▶ The input:
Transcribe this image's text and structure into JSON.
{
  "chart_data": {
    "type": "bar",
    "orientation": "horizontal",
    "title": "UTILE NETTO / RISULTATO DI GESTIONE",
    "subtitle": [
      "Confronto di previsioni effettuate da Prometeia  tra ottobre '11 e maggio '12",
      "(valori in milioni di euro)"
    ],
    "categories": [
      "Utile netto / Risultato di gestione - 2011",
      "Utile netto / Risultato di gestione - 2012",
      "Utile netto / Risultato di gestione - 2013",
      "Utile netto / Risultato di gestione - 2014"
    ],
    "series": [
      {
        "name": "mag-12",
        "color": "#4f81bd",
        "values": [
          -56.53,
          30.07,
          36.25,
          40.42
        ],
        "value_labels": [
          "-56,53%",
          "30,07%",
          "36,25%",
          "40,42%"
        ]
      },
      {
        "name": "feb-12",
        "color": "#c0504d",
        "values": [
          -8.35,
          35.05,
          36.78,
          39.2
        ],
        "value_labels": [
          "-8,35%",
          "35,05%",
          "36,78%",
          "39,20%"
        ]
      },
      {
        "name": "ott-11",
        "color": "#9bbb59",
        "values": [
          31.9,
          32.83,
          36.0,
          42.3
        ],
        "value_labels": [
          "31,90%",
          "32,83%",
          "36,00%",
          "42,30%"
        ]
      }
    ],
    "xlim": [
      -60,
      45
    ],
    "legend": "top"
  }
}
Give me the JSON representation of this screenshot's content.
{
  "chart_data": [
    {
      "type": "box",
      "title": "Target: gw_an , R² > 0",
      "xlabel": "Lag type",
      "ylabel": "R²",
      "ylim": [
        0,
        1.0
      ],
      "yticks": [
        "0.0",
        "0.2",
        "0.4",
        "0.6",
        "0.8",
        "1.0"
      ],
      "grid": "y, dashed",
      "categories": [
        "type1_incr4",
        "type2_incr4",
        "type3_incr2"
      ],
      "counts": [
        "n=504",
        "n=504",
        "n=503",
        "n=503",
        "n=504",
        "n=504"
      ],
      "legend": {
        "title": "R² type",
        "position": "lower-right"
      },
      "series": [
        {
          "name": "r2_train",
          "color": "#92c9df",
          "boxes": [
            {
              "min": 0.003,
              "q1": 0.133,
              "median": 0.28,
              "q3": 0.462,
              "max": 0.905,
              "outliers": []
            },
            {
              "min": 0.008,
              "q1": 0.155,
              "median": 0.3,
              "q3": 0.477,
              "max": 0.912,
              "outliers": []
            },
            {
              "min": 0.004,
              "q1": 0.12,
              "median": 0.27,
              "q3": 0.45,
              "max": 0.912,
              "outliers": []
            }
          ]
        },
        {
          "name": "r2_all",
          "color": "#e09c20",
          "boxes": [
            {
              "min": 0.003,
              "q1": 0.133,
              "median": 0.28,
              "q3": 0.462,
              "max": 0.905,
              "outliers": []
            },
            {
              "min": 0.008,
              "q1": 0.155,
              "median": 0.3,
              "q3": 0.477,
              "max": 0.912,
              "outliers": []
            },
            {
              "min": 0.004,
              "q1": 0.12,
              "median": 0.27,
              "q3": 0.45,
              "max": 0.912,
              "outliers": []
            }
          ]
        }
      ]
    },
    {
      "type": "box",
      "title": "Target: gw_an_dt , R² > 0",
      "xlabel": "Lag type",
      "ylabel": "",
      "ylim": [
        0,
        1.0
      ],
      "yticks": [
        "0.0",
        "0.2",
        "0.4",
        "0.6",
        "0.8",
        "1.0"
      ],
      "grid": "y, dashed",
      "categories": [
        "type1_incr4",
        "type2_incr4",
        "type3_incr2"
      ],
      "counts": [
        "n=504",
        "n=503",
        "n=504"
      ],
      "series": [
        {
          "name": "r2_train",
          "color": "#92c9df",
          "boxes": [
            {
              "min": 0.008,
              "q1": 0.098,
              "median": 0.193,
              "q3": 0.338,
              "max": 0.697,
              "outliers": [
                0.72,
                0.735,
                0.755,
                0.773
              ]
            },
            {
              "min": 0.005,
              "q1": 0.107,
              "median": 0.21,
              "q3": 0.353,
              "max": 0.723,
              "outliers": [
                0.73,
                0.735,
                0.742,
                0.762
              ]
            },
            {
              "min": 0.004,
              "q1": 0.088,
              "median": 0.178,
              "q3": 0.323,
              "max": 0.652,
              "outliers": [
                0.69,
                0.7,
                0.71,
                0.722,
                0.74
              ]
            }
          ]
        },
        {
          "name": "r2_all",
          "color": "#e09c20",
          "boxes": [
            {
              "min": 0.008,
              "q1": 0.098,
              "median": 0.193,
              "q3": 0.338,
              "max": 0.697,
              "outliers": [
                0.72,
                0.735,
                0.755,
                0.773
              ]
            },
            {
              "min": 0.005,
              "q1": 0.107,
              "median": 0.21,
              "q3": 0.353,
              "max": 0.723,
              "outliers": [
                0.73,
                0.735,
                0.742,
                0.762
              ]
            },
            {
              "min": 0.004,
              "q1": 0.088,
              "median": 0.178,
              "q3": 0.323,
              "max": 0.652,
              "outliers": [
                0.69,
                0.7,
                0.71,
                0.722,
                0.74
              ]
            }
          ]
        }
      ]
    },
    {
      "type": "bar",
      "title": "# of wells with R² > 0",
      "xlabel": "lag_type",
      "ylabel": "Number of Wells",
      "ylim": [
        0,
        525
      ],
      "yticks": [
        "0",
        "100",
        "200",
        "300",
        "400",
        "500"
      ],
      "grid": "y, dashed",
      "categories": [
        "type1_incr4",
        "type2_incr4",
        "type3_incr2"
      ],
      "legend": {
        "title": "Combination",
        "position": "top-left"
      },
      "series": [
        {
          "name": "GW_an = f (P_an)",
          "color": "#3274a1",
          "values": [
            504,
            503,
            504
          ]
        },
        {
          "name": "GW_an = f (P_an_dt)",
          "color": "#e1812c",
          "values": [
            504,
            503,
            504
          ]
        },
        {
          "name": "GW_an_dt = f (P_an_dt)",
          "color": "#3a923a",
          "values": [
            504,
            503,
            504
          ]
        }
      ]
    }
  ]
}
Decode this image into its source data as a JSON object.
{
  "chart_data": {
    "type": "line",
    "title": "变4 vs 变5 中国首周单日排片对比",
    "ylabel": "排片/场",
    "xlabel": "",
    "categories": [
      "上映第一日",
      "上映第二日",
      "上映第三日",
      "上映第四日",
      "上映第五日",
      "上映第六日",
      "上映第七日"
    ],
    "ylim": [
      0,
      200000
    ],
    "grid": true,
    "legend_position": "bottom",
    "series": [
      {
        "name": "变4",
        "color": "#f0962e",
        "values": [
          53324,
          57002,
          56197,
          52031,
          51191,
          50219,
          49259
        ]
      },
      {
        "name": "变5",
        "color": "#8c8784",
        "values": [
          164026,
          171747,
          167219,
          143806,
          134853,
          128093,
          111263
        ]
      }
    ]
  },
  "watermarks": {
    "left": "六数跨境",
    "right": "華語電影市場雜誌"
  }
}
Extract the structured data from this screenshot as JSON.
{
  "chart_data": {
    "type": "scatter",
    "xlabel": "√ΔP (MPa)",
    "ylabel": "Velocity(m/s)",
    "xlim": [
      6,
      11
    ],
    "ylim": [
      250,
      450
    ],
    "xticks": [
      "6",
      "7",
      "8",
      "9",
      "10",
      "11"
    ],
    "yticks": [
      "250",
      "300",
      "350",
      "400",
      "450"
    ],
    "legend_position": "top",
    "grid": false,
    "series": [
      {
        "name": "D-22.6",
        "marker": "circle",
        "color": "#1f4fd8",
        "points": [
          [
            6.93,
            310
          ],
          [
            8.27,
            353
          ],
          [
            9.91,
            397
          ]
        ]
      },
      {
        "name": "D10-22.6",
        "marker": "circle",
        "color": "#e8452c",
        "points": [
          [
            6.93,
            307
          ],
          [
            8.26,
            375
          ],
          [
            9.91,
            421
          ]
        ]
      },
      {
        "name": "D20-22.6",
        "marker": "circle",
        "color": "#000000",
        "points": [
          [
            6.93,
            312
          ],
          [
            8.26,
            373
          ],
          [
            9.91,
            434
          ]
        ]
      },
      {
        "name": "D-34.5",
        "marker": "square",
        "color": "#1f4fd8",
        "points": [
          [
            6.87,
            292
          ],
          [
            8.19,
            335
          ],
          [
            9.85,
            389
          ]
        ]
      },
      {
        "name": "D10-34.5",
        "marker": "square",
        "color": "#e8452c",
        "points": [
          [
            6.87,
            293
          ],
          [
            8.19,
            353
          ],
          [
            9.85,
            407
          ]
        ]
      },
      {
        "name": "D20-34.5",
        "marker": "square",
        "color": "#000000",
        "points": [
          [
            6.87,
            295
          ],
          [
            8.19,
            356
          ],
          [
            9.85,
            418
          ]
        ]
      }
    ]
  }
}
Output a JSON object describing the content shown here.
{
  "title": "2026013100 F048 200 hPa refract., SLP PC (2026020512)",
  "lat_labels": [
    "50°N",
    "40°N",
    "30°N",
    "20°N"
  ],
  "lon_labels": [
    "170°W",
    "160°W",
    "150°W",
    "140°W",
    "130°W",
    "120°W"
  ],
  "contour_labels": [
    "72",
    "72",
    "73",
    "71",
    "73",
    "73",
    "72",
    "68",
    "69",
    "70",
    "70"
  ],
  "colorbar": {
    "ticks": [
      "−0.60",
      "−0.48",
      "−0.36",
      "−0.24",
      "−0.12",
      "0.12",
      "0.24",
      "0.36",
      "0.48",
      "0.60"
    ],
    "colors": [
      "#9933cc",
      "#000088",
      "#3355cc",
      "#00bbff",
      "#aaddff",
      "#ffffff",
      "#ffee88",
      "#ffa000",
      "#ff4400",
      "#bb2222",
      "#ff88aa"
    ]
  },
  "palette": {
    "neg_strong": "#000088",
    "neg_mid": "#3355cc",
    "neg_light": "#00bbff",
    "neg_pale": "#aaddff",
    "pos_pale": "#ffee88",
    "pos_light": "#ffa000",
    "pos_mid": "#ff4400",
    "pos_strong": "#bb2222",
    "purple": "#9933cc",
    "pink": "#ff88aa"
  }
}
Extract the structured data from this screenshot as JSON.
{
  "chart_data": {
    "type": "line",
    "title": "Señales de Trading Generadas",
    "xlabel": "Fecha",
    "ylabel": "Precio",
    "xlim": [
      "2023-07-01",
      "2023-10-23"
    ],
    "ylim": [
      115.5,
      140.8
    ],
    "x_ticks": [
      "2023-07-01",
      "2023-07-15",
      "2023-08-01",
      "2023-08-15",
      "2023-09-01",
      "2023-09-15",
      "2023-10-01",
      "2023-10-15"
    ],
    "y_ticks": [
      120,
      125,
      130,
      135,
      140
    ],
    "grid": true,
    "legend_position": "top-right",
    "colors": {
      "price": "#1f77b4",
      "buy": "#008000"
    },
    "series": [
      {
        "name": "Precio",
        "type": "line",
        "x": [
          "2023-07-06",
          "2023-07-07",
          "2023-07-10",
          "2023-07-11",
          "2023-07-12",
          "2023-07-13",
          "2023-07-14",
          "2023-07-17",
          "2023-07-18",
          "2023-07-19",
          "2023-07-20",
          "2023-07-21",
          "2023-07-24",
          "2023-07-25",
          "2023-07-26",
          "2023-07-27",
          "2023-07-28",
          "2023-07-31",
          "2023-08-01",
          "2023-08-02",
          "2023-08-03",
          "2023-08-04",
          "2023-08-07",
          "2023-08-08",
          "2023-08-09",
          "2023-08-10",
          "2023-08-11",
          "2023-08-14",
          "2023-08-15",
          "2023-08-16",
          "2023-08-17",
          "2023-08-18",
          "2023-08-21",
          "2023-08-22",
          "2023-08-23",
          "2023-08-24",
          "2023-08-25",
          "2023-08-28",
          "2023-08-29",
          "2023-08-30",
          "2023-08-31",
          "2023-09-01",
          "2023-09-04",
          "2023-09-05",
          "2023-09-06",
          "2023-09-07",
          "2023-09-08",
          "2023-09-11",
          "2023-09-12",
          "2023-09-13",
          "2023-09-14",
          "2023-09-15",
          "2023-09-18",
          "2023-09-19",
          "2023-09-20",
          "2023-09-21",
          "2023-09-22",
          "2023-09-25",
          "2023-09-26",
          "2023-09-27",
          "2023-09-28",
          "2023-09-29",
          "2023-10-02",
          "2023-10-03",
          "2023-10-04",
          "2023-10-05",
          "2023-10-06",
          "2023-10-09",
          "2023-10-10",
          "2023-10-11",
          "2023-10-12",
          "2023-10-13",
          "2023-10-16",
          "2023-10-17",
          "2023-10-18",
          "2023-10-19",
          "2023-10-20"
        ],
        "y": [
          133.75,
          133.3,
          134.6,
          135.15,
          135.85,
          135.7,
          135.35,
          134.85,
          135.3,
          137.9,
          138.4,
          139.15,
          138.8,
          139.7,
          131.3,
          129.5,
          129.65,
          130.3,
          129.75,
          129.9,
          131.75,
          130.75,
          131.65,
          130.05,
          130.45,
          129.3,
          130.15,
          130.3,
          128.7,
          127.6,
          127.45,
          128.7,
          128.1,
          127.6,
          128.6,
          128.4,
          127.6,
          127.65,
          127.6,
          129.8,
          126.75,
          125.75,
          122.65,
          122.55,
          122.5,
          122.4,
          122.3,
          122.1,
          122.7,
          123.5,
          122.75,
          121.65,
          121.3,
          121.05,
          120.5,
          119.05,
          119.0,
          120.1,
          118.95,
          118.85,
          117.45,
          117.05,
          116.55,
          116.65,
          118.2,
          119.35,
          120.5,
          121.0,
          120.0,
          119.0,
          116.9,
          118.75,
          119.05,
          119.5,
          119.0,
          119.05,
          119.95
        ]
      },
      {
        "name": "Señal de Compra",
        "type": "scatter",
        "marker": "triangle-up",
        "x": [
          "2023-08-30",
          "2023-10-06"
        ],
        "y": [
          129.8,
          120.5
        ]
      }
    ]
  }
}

▶ Task details:
From the entries, copy out each line containing the word "into".

▶ Solution to the problem:
Transcribe this image's text and structure into JSON.
Decode this image into its source data as a JSON object.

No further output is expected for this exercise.